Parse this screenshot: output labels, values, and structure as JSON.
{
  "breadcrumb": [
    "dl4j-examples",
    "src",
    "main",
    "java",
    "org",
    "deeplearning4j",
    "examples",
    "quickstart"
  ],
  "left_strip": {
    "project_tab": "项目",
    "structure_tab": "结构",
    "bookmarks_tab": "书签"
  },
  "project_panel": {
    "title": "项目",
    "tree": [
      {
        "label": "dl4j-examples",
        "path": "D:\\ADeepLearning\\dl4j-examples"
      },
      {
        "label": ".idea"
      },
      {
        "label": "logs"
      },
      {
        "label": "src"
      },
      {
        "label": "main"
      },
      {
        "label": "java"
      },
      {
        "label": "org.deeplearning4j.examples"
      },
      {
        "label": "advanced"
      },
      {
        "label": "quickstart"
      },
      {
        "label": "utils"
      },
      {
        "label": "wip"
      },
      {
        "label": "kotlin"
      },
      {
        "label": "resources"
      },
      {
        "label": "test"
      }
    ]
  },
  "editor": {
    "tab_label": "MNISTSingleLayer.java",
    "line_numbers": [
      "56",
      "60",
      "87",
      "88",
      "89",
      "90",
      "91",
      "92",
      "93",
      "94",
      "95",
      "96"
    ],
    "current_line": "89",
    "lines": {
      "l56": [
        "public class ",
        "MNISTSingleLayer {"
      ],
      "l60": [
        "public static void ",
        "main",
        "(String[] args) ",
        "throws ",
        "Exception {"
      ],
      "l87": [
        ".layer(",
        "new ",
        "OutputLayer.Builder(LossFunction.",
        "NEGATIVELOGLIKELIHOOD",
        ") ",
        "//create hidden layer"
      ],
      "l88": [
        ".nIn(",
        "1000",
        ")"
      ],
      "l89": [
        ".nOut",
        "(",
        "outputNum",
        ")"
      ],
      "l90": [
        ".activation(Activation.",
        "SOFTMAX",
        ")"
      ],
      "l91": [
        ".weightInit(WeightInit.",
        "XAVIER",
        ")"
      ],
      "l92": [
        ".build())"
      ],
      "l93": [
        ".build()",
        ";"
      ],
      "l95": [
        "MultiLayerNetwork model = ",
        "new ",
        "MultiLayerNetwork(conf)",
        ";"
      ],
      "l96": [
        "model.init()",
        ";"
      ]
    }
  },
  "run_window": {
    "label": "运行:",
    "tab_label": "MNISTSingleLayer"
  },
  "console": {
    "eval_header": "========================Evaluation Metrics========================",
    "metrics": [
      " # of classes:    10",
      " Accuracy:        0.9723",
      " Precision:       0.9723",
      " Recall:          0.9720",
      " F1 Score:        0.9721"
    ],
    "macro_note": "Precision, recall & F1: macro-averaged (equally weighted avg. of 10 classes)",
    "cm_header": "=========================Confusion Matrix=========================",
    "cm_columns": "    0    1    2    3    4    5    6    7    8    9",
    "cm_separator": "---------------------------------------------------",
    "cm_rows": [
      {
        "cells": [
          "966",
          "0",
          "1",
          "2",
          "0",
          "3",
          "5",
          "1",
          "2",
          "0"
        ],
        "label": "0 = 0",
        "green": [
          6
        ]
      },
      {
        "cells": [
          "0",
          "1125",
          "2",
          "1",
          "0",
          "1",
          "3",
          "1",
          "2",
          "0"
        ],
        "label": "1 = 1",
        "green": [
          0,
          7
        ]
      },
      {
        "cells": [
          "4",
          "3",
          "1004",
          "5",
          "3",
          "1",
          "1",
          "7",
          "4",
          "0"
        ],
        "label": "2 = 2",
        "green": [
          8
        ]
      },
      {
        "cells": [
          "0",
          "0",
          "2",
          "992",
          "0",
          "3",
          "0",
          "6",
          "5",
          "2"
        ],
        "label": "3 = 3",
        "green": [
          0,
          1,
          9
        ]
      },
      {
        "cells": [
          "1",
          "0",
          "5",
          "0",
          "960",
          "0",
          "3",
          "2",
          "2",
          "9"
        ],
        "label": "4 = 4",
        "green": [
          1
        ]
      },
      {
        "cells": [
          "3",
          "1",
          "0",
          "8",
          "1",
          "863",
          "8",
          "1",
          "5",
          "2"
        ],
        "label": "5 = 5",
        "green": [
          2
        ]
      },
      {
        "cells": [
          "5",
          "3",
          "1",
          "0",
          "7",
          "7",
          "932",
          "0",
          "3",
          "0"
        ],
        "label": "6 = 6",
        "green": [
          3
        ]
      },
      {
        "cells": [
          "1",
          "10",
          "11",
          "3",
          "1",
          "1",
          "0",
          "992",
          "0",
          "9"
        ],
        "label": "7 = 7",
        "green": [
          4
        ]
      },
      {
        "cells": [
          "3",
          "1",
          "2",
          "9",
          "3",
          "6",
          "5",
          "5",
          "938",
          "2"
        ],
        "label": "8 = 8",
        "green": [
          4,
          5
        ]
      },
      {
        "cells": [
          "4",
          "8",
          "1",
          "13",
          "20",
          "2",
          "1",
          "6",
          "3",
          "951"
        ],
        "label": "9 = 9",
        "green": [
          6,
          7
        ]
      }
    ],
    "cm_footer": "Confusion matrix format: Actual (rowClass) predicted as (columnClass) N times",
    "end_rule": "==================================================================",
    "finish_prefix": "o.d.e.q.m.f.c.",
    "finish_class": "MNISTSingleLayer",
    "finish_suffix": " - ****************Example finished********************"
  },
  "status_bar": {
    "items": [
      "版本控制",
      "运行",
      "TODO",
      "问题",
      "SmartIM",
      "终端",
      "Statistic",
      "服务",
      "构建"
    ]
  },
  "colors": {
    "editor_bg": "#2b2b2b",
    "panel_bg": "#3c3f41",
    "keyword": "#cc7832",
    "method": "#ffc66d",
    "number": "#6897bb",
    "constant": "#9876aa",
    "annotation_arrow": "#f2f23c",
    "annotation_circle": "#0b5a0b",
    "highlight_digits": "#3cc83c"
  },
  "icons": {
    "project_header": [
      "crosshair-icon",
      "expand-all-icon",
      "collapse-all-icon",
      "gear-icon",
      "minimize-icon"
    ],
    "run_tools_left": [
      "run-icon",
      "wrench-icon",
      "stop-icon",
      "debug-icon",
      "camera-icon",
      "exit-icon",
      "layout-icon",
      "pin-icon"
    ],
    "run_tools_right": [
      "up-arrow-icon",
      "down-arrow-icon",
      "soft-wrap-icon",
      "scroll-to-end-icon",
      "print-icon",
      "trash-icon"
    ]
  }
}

▶ [Your goal]: Pick out lines containing the word "model", each one as written.

▶ [Exercise answer]:
        "MultiLayerNetwork model = ",
        "model.init()",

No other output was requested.